* **Supplied material**
--------------------------------

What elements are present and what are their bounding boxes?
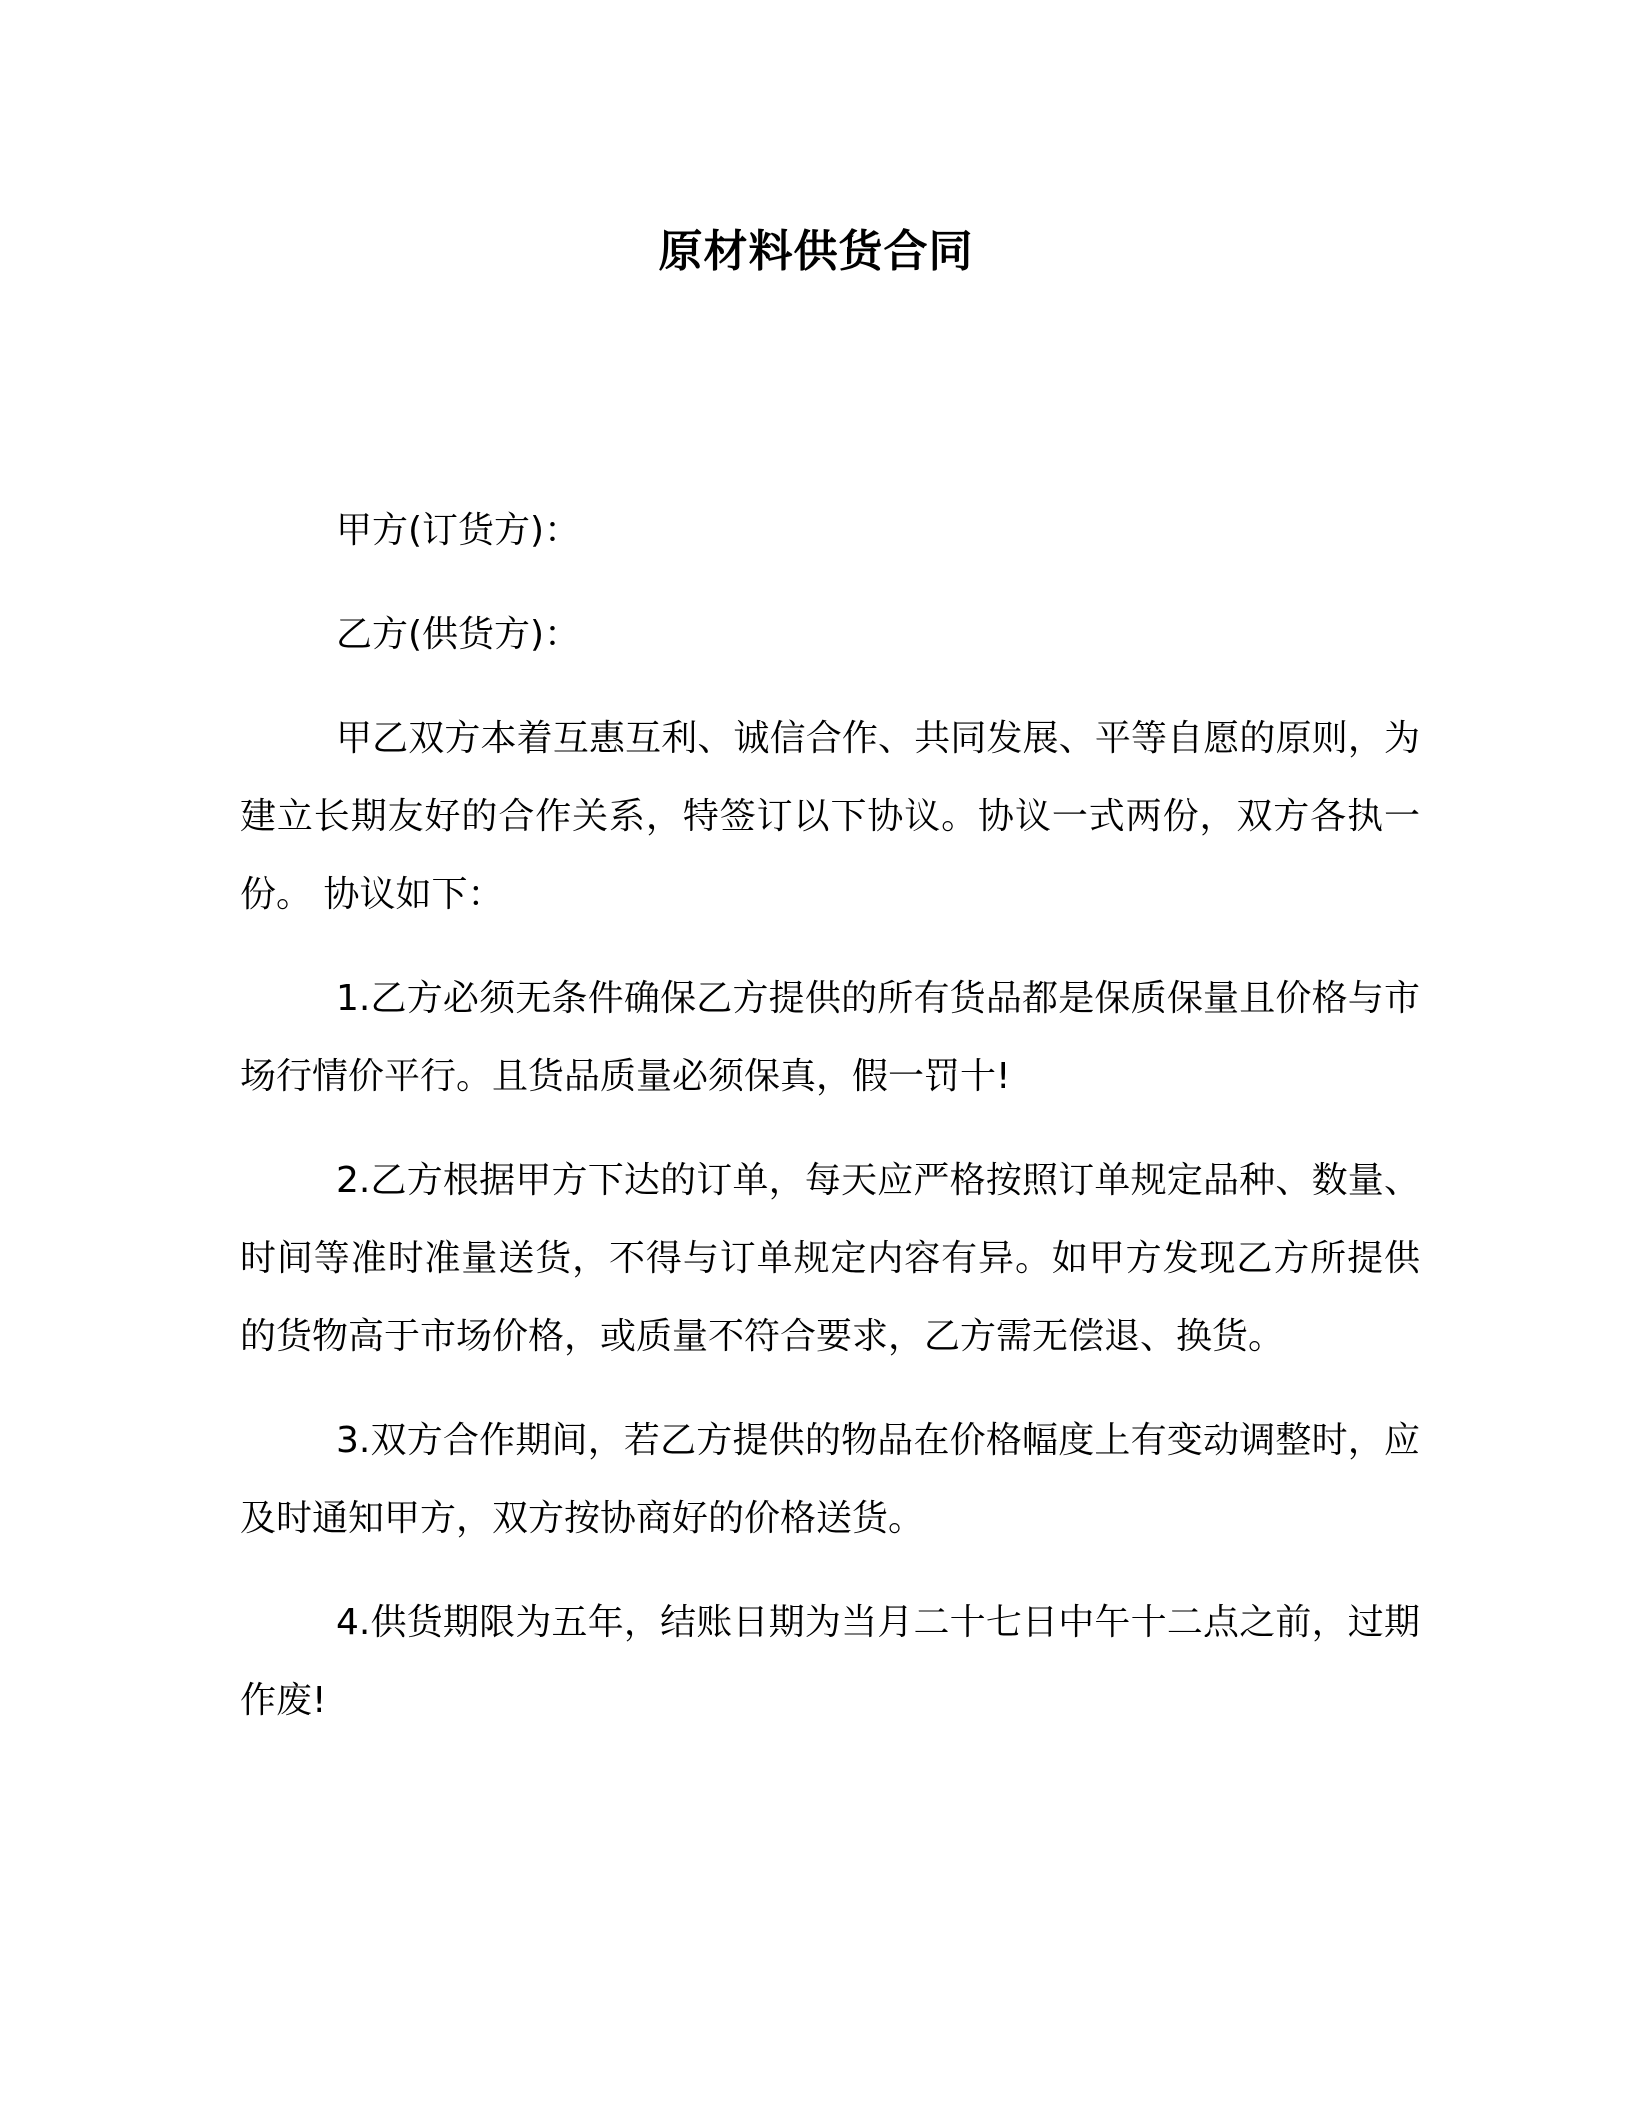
clause-4: 4.供货期限为五年，结账日期为当月二十七日中午十二点之前，过期作废! — [240, 1602, 1420, 1721]
document-title: 原材料供货合同 — [658, 226, 974, 277]
document-body — [240, 492, 1420, 1740]
clause-2: 2.乙方根据甲方下达的订单，每天应严格按照订单规定品种、数量、时间等准时准量送货，不得与订单规定内容有异。如甲方发现乙方所提供的货物高于市场价格，或质量不符合要求，乙方需无偿退、换货。 — [240, 1160, 1420, 1357]
intro-paragraph: 甲乙双方本着互惠互利、诚信合作、共同发展、平等自愿的原则，为建立长期友好的合作关系，特签订以下协议。协议一式两份，双方各执一份。 协议如下： — [240, 718, 1420, 915]
clause-3: 3.双方合作期间，若乙方提供的物品在价格幅度上有变动调整时，应及时通知甲方，双方按协商好的价格送货。 — [240, 1420, 1420, 1539]
party-b-line: 乙方(供货方)： — [336, 614, 581, 655]
clause-1: 1.乙方必须无条件确保乙方提供的所有货品都是保质保量且价格与市场行情价平行。且货品质量必须保真，假一罚十! — [240, 978, 1420, 1097]
party-a-line: 甲方(订货方)： — [336, 510, 581, 551]
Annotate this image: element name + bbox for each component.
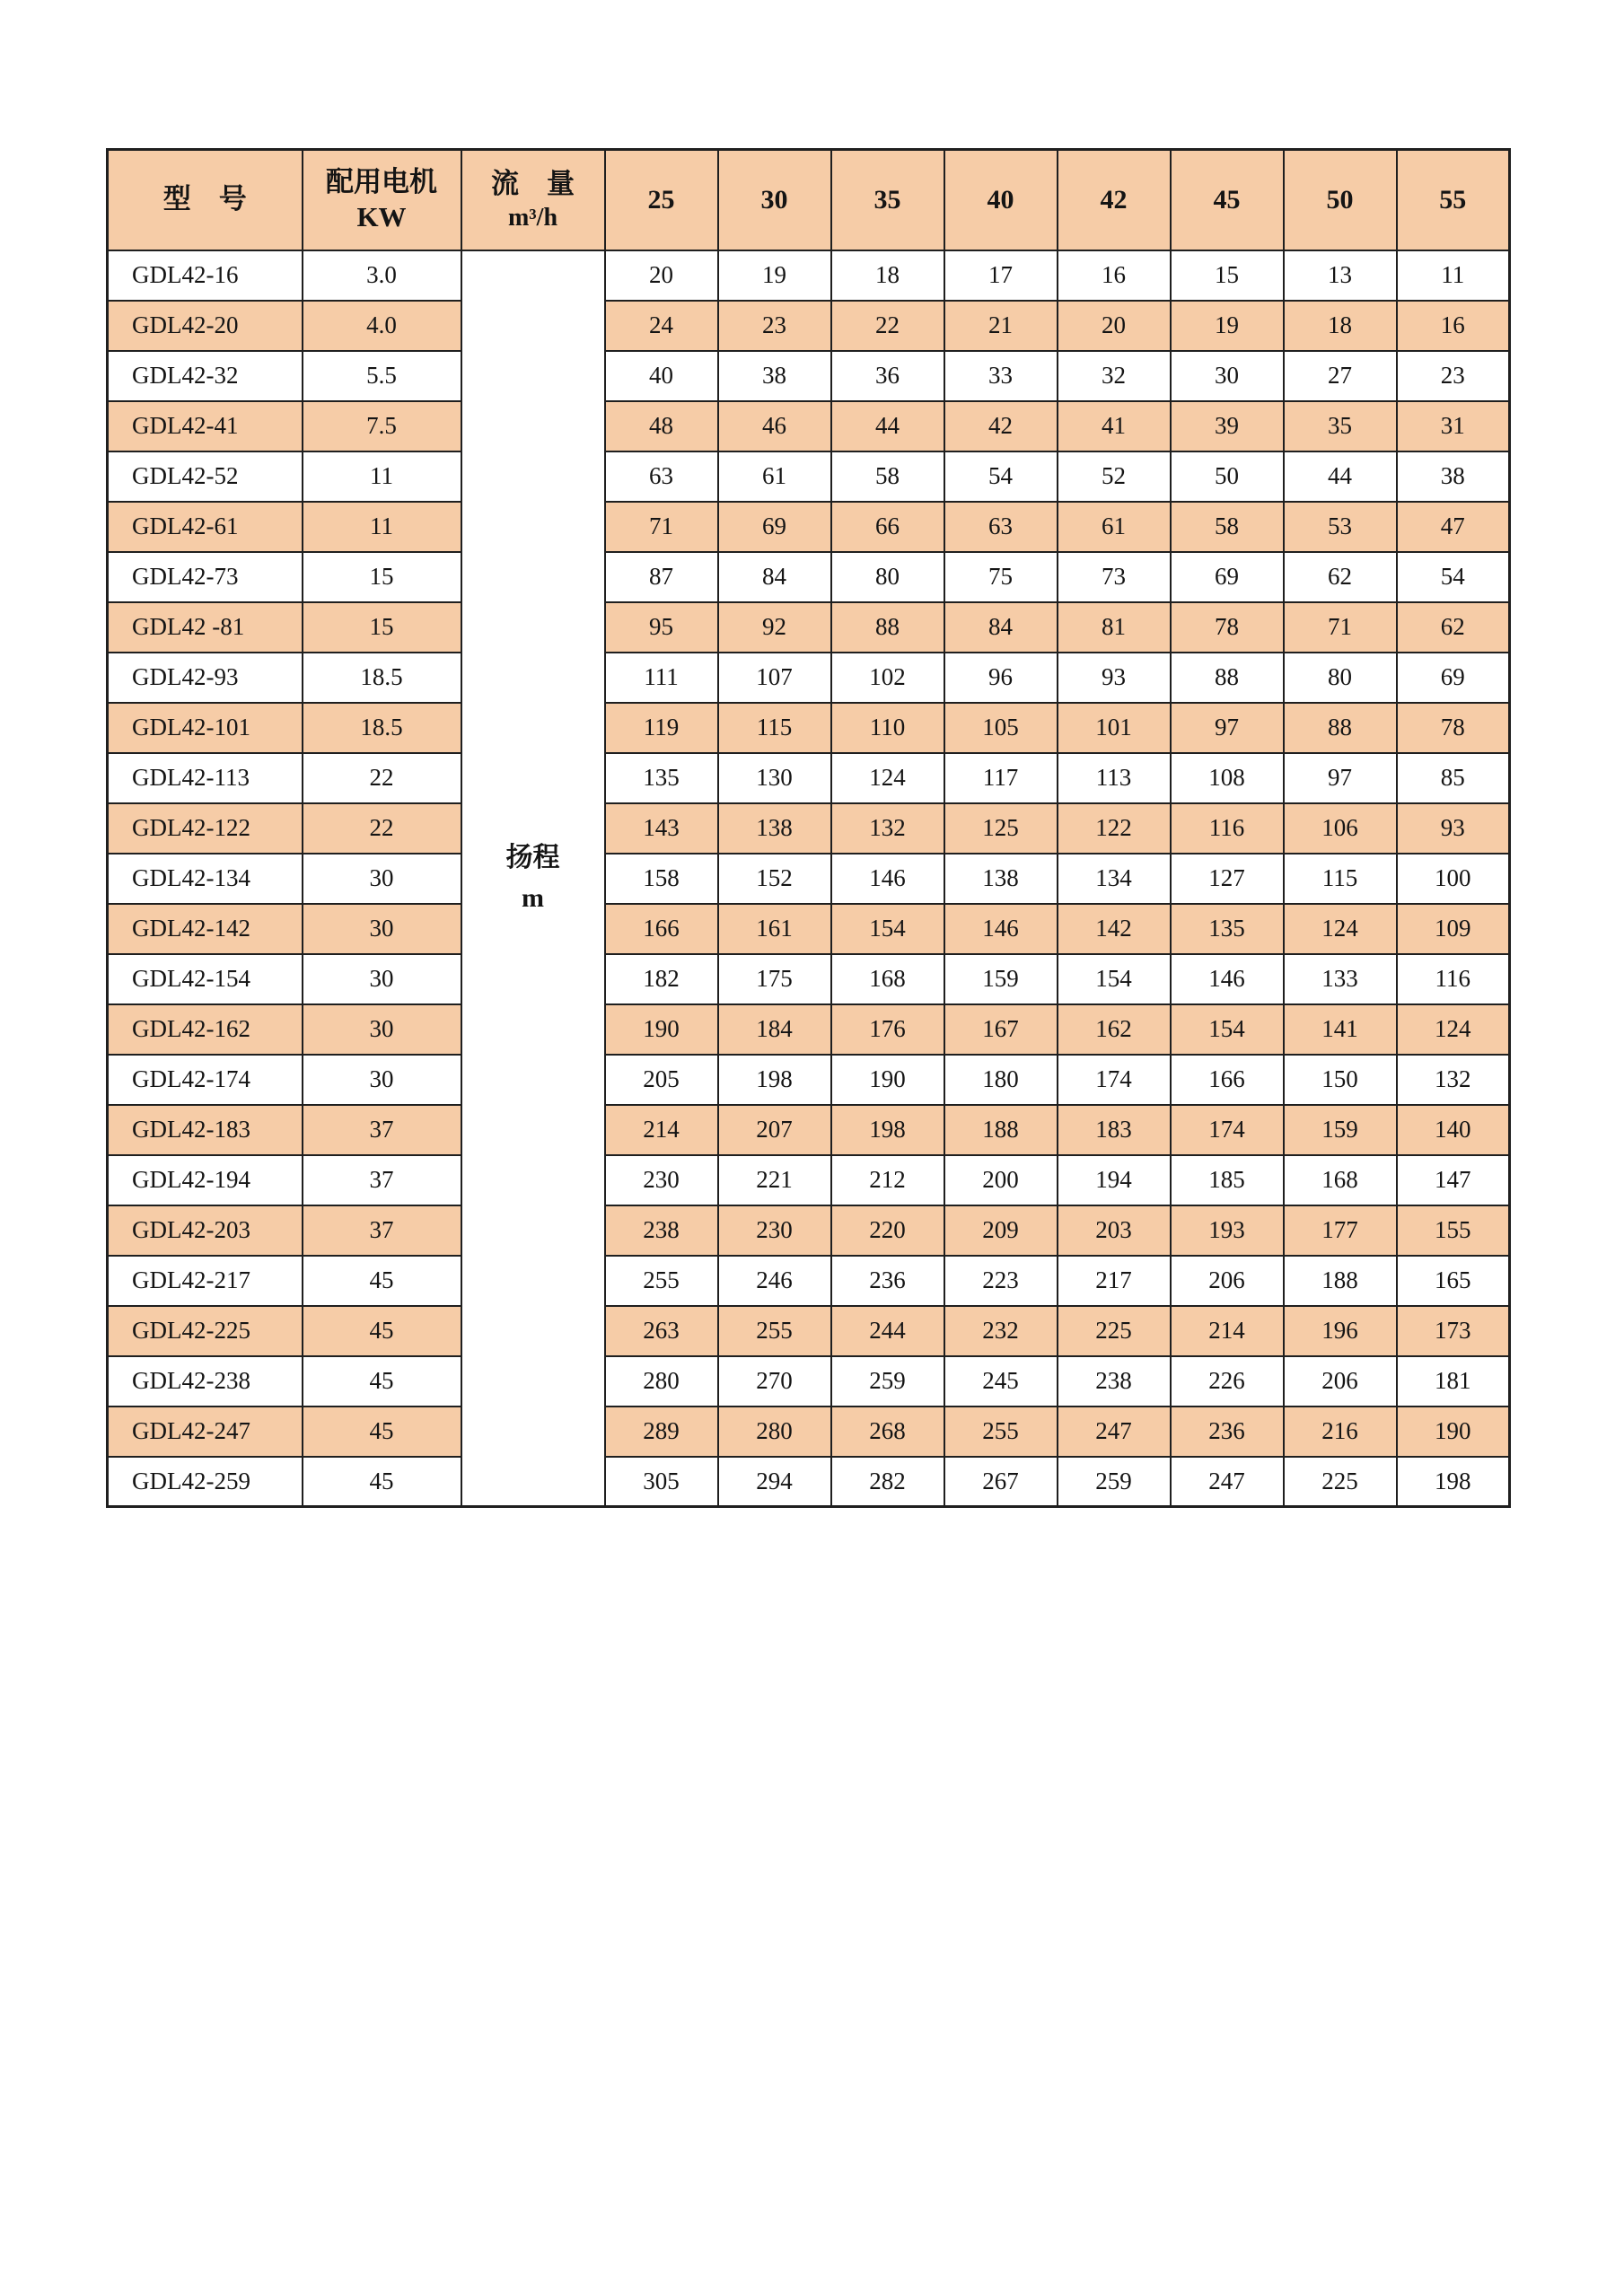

--------------------------------

* **What to work on**
Recast all the entries above as a Markdown table with the columns "Row" and "Line": number each line in order and put its text beside it. Leave out blank lines and the pictures.

* **Completed task**
| Row | Line |
|---|---|
| 1 | What elements are present and what are their bounding boxes? |
| 2 | clause-4: 4.供货期限为五年，结账日期为当月二十七日中午十二点之前，过期作废! — [240, 1602, 1420, 1721] |
| 3 | document-title: 原材料供货合同 — [658, 226, 974, 277] |
| 4 | document-body — [240, 492, 1420, 1740] |
| 5 | clause-2: 2.乙方根据甲方下达的订单，每天应严格按照订单规定品种、数量、时间等准时准量送货，不得与订单规定内容有异。如甲方发现乙方所提供的货物高于市场价格，或质量不符合要求，乙方需无偿退、换货。 — [240, 1160, 1420, 1357] |
| 6 | intro-paragraph: 甲乙双方本着互惠互利、诚信合作、共同发展、平等自愿的原则，为建立长期友好的合作关系，特签订以下协议。协议一式两份，双方各执一份。 协议如下： — [240, 718, 1420, 915] |
| 7 | clause-3: 3.双方合作期间，若乙方提供的物品在价格幅度上有变动调整时，应及时通知甲方，双方按协商好的价格送货。 — [240, 1420, 1420, 1539] |
| 8 | party-b-line: 乙方(供货方)： — [336, 614, 581, 655] |
| 9 | clause-1: 1.乙方必须无条件确保乙方提供的所有货品都是保质保量且价格与市场行情价平行。且货品质量必须保真，假一罚十! — [240, 978, 1420, 1097] |
| 10 | party-a-line: 甲方(订货方)： — [336, 510, 581, 551] |
| 11 | Annotate this image: element name + bbox for each component. |